THE PROBLEM:
Where the data below has the string "animated", return the whole line.

MATERIAL TO PROCESS:
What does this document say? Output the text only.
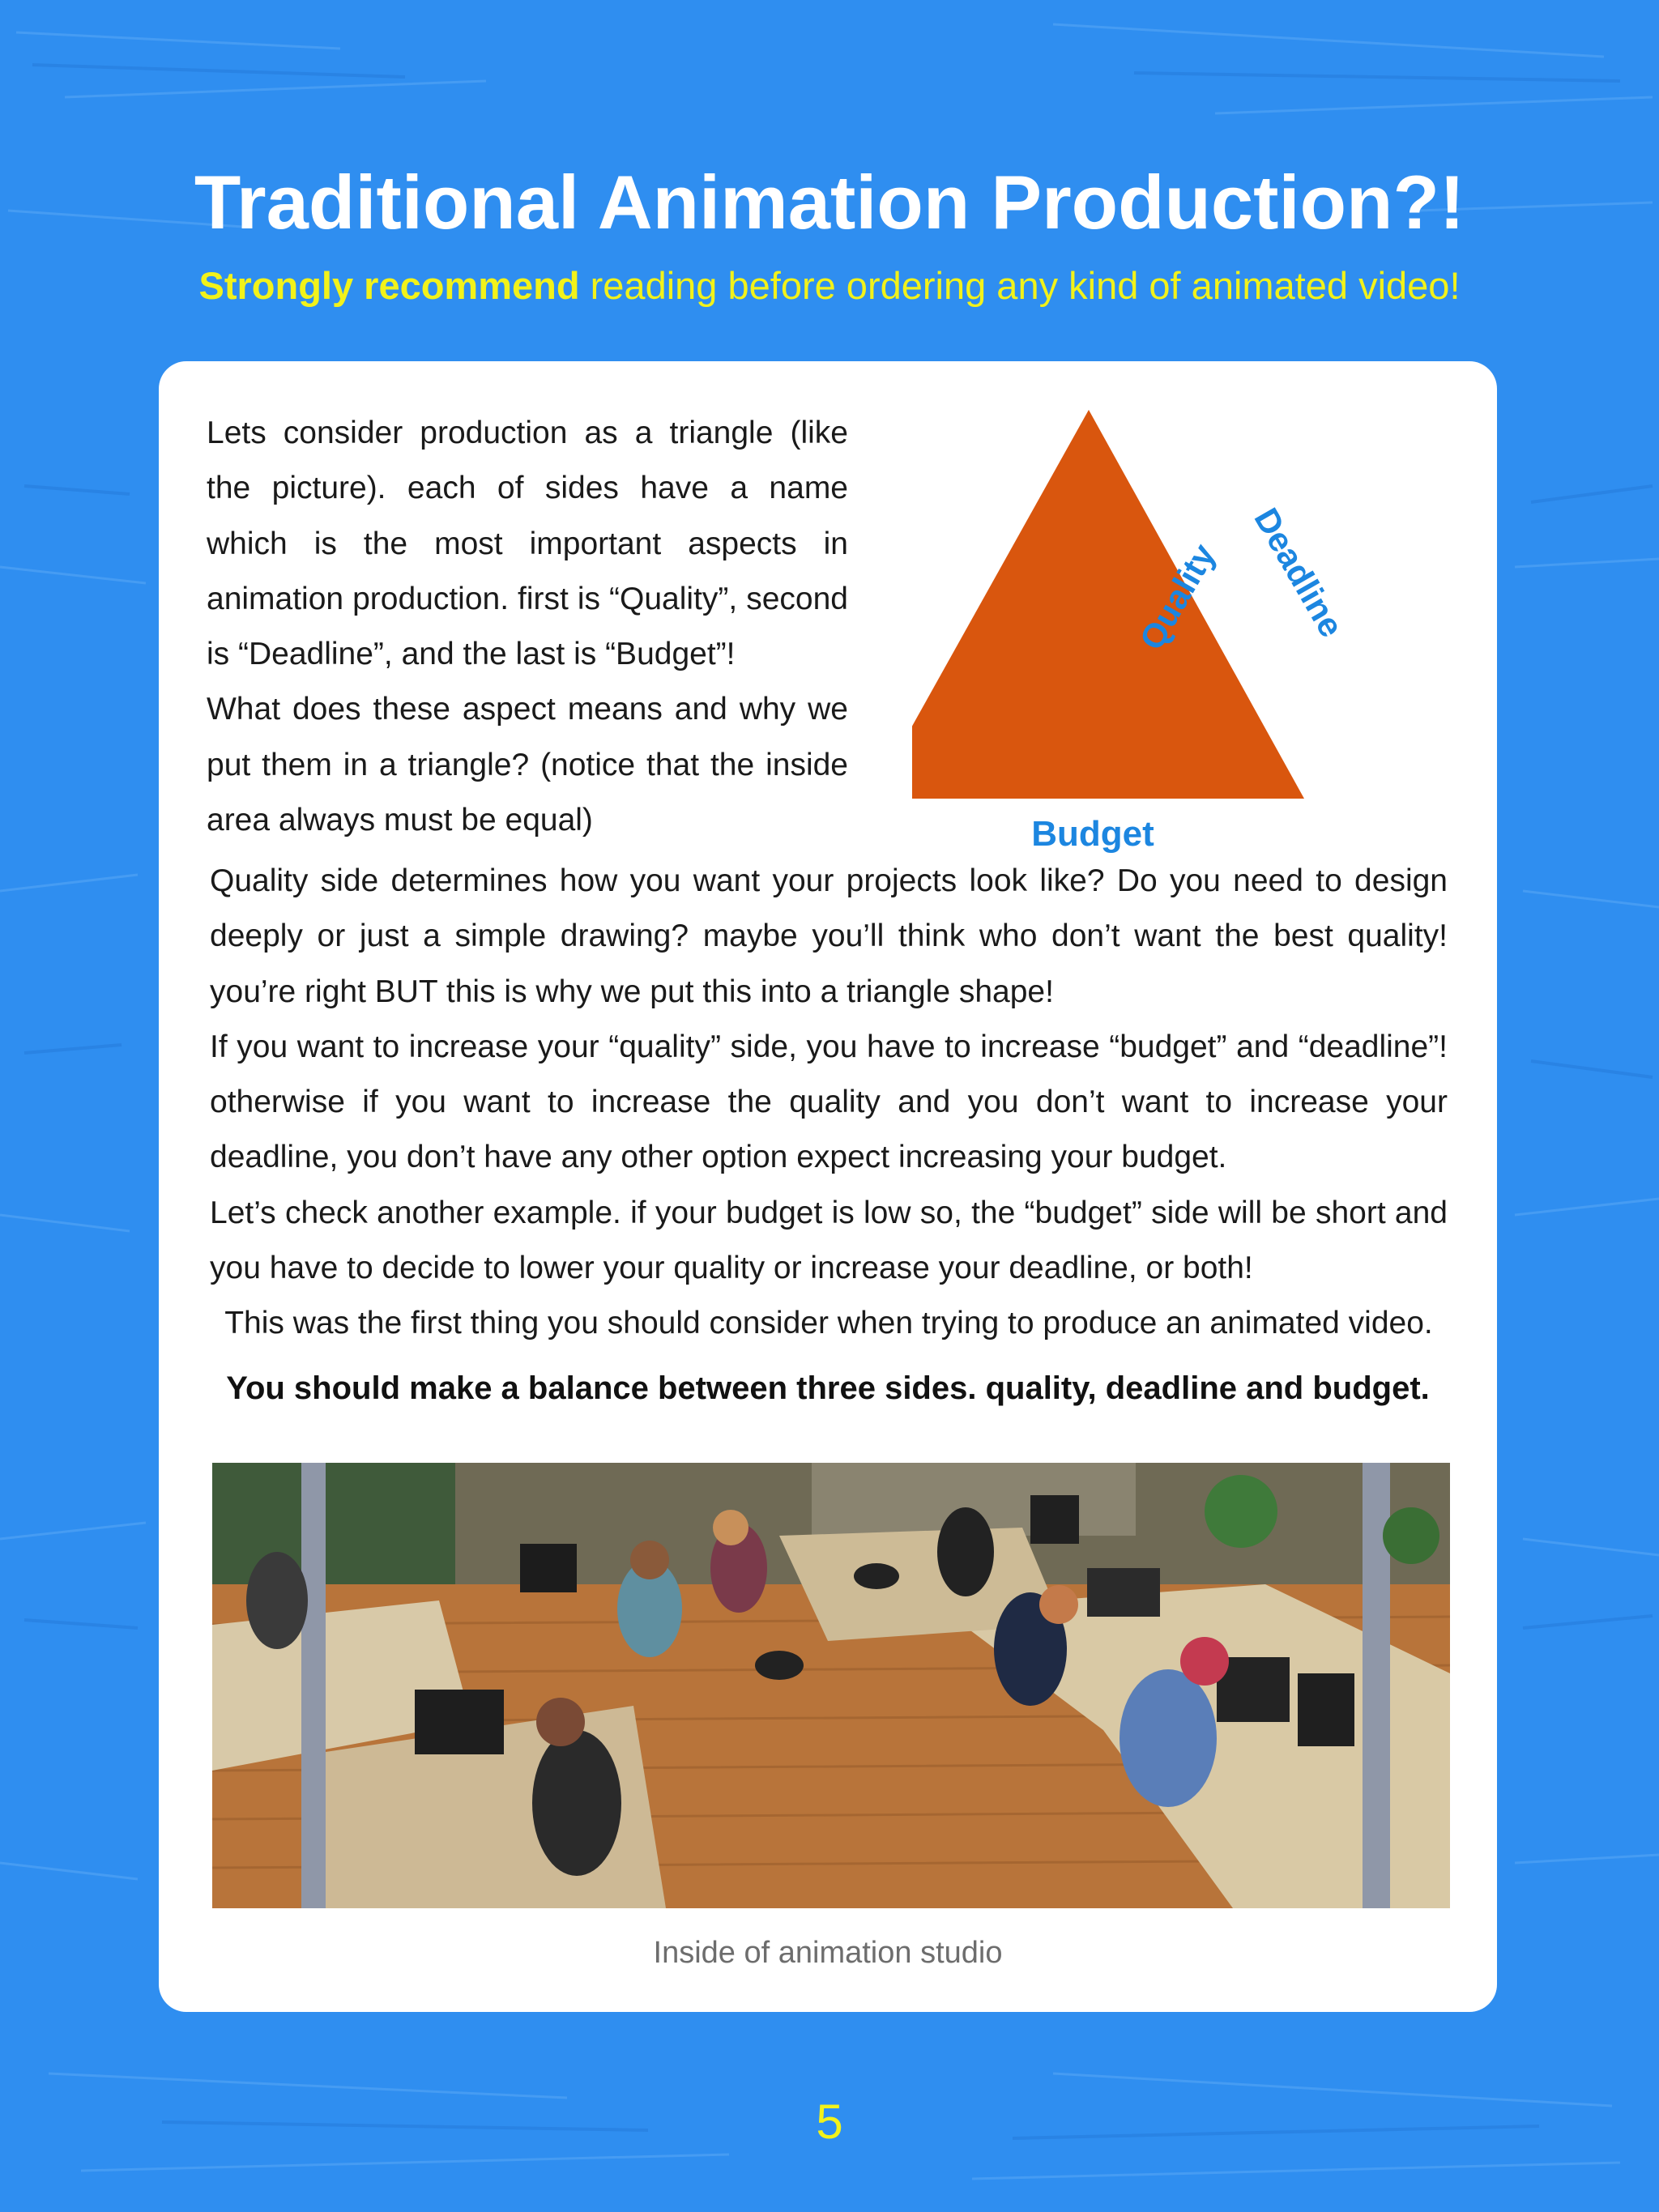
Traditional Animation Production?!
Strongly recommend reading before ordering any kind of animated video!

Lets consider production as a triangle (like the picture). each of sides have a name which is the most important aspects in animation production. first is “Quality”, second is “Deadline”, and the last is “Budget”!

What does these aspect means and why we put them in a triangle? (notice that the inside area always must be equal)

Quality Deadline
Budget

Quality side determines how you want your projects look like? Do you need to design deeply or just a simple drawing? maybe you’ll think who don’t want the best quality! you’re right BUT this is why we put this into a triangle shape!

If you want to increase your “quality” side, you have to increase “budget” and “deadline”! otherwise if you want to increase the quality and you don’t want to increase your deadline, you don’t have any other option expect increasing your budget.

Let’s check another example. if your budget is low so, the “budget” side will be short and you have to decide to lower your quality or increase your deadline, or both!

This was the first thing you should consider when trying to produce an animated video.

You should make a balance between three sides. quality, deadline and budget.
Inside of animation studio
5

SOLUTION TO THIS TASK:
Strongly recommend reading before ordering any kind of animated video!
This was the first thing you should consider when trying to produce an animated video.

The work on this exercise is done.